**Aim:** Your task is to locate every line holding the string "color" and to copy each of them.

(Structured figure records)

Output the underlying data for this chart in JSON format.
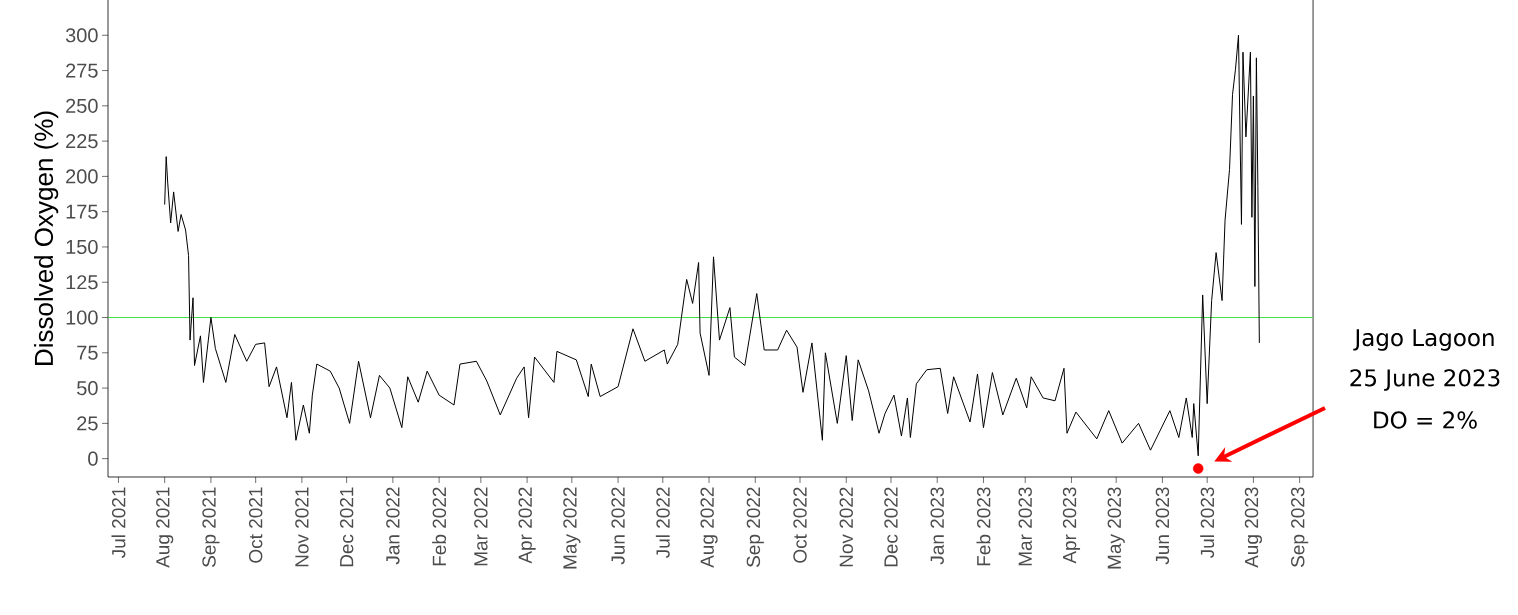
{
  "chart_data": {
    "type": "line",
    "ylabel": "Dissolved Oxygen (%)",
    "x": [
      "2021-08-01",
      "2021-08-02",
      "2021-08-03",
      "2021-08-05",
      "2021-08-07",
      "2021-08-10",
      "2021-08-12",
      "2021-08-15",
      "2021-08-17",
      "2021-08-18",
      "2021-08-20",
      "2021-08-21",
      "2021-08-25",
      "2021-08-27",
      "2021-09-01",
      "2021-09-04",
      "2021-09-11",
      "2021-09-17",
      "2021-09-25",
      "2021-10-01",
      "2021-10-07",
      "2021-10-10",
      "2021-10-15",
      "2021-10-22",
      "2021-10-25",
      "2021-10-28",
      "2021-11-02",
      "2021-11-06",
      "2021-11-08",
      "2021-11-11",
      "2021-11-20",
      "2021-11-26",
      "2021-12-03",
      "2021-12-09",
      "2021-12-17",
      "2021-12-23",
      "2021-12-30",
      "2022-01-07",
      "2022-01-11",
      "2022-01-18",
      "2022-01-24",
      "2022-02-01",
      "2022-02-11",
      "2022-02-15",
      "2022-02-26",
      "2022-03-05",
      "2022-03-14",
      "2022-03-25",
      "2022-03-30",
      "2022-04-02",
      "2022-04-06",
      "2022-04-19",
      "2022-04-21",
      "2022-05-04",
      "2022-05-12",
      "2022-05-14",
      "2022-05-20",
      "2022-06-01",
      "2022-06-11",
      "2022-06-19",
      "2022-07-02",
      "2022-07-04",
      "2022-07-11",
      "2022-07-17",
      "2022-07-21",
      "2022-07-25",
      "2022-07-26",
      "2022-08-01",
      "2022-08-04",
      "2022-08-08",
      "2022-08-15",
      "2022-08-18",
      "2022-08-25",
      "2022-09-02",
      "2022-09-07",
      "2022-09-16",
      "2022-09-22",
      "2022-09-29",
      "2022-10-03",
      "2022-10-09",
      "2022-10-16",
      "2022-10-18",
      "2022-10-26",
      "2022-11-01",
      "2022-11-05",
      "2022-11-09",
      "2022-11-16",
      "2022-11-23",
      "2022-11-27",
      "2022-12-03",
      "2022-12-08",
      "2022-12-12",
      "2022-12-14",
      "2022-12-18",
      "2022-12-25",
      "2023-01-03",
      "2023-01-08",
      "2023-01-12",
      "2023-01-23",
      "2023-01-28",
      "2023-02-01",
      "2023-02-07",
      "2023-02-14",
      "2023-02-23",
      "2023-03-02",
      "2023-03-05",
      "2023-03-13",
      "2023-03-21",
      "2023-03-27",
      "2023-03-29",
      "2023-04-04",
      "2023-04-18",
      "2023-04-26",
      "2023-05-05",
      "2023-05-16",
      "2023-05-24",
      "2023-06-06",
      "2023-06-12",
      "2023-06-17",
      "2023-06-21",
      "2023-06-22",
      "2023-06-25",
      "2023-06-28",
      "2023-07-01",
      "2023-07-04",
      "2023-07-07",
      "2023-07-11",
      "2023-07-13",
      "2023-07-16",
      "2023-07-18",
      "2023-07-20",
      "2023-07-22",
      "2023-07-24",
      "2023-07-25",
      "2023-07-27",
      "2023-07-30",
      "2023-07-31",
      "2023-08-01",
      "2023-08-02",
      "2023-08-03",
      "2023-08-04",
      "2023-08-05"
    ],
    "series": [
      {
        "type": "scatter",
        "color": "#ff0000",
        "x": [
          "2023-06-25"
        ],
        "values": [
          -7
        ]
      },
      {
        "color": "#000000",
        "marker": "none",
        "values": [
          180,
          214,
          196,
          167,
          189,
          161,
          173,
          162,
          144,
          84,
          114,
          66,
          87,
          54,
          100,
          78,
          54,
          88,
          69,
          81,
          82,
          51,
          65,
          29,
          54,
          13,
          38,
          18,
          45,
          67,
          62,
          50,
          25,
          69,
          29,
          59,
          50,
          22,
          58,
          40,
          62,
          45,
          38,
          67,
          69,
          55,
          31,
          57,
          65,
          29,
          72,
          54,
          76,
          70,
          44,
          67,
          44,
          51,
          92,
          69,
          77,
          67,
          81,
          127,
          110,
          139,
          89,
          59,
          143,
          84,
          107,
          72,
          66,
          117,
          77,
          77,
          91,
          79,
          47,
          82,
          13,
          75,
          25,
          73,
          27,
          70,
          48,
          18,
          32,
          45,
          16,
          43,
          15,
          53,
          63,
          64,
          32,
          58,
          26,
          60,
          22,
          61,
          31,
          57,
          36,
          58,
          43,
          41,
          64,
          18,
          33,
          14,
          34,
          11,
          25,
          6,
          34,
          15,
          43,
          15,
          39,
          2,
          116,
          39,
          112,
          146,
          112,
          169,
          205,
          258,
          276,
          300,
          166,
          288,
          228,
          288,
          171,
          257,
          122,
          284,
          193,
          82
        ]
      }
    ],
    "xlim": [
      "2021-06-24",
      "2023-09-10"
    ],
    "xticks": [
      {
        "value": "2021-07-01",
        "label": "Jul 2021"
      },
      {
        "value": "2021-08-01",
        "label": "Aug 2021"
      },
      {
        "value": "2021-09-01",
        "label": "Sep 2021"
      },
      {
        "value": "2021-10-01",
        "label": "Oct 2021"
      },
      {
        "value": "2021-11-01",
        "label": "Nov 2021"
      },
      {
        "value": "2021-12-01",
        "label": "Dec 2021"
      },
      {
        "value": "2022-01-01",
        "label": "Jan 2022"
      },
      {
        "value": "2022-02-01",
        "label": "Feb 2022"
      },
      {
        "value": "2022-03-01",
        "label": "Mar 2022"
      },
      {
        "value": "2022-04-01",
        "label": "Apr 2022"
      },
      {
        "value": "2022-05-01",
        "label": "May 2022"
      },
      {
        "value": "2022-06-01",
        "label": "Jun 2022"
      },
      {
        "value": "2022-07-01",
        "label": "Jul 2022"
      },
      {
        "value": "2022-08-01",
        "label": "Aug 2022"
      },
      {
        "value": "2022-09-01",
        "label": "Sep 2022"
      },
      {
        "value": "2022-10-01",
        "label": "Oct 2022"
      },
      {
        "value": "2022-11-01",
        "label": "Nov 2022"
      },
      {
        "value": "2022-12-01",
        "label": "Dec 2022"
      },
      {
        "value": "2023-01-01",
        "label": "Jan 2023"
      },
      {
        "value": "2023-02-01",
        "label": "Feb 2023"
      },
      {
        "value": "2023-03-01",
        "label": "Mar 2023"
      },
      {
        "value": "2023-04-01",
        "label": "Apr 2023"
      },
      {
        "value": "2023-05-01",
        "label": "May 2023"
      },
      {
        "value": "2023-06-01",
        "label": "Jun 2023"
      },
      {
        "value": "2023-07-01",
        "label": "Jul 2023"
      },
      {
        "value": "2023-08-01",
        "label": "Aug 2023"
      },
      {
        "value": "2023-09-01",
        "label": "Sep 2023"
      }
    ],
    "ylim": [
      -13,
      325
    ],
    "yticks": [
      0,
      25,
      50,
      75,
      100,
      125,
      150,
      175,
      200,
      225,
      250,
      275,
      300
    ],
    "ref_lines": [
      {
        "axis": "y",
        "value": 100,
        "color": "#40e040"
      }
    ],
    "annotations": [
      "Jago Lagoon",
      "25 June 2023",
      "DO = 2%"
    ],
    "grid": false,
    "line_style": "solid"
  }
}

**Answer to the task:**
        "color": "#ff0000",
        "color": "#000000",
        "color": "#40e040"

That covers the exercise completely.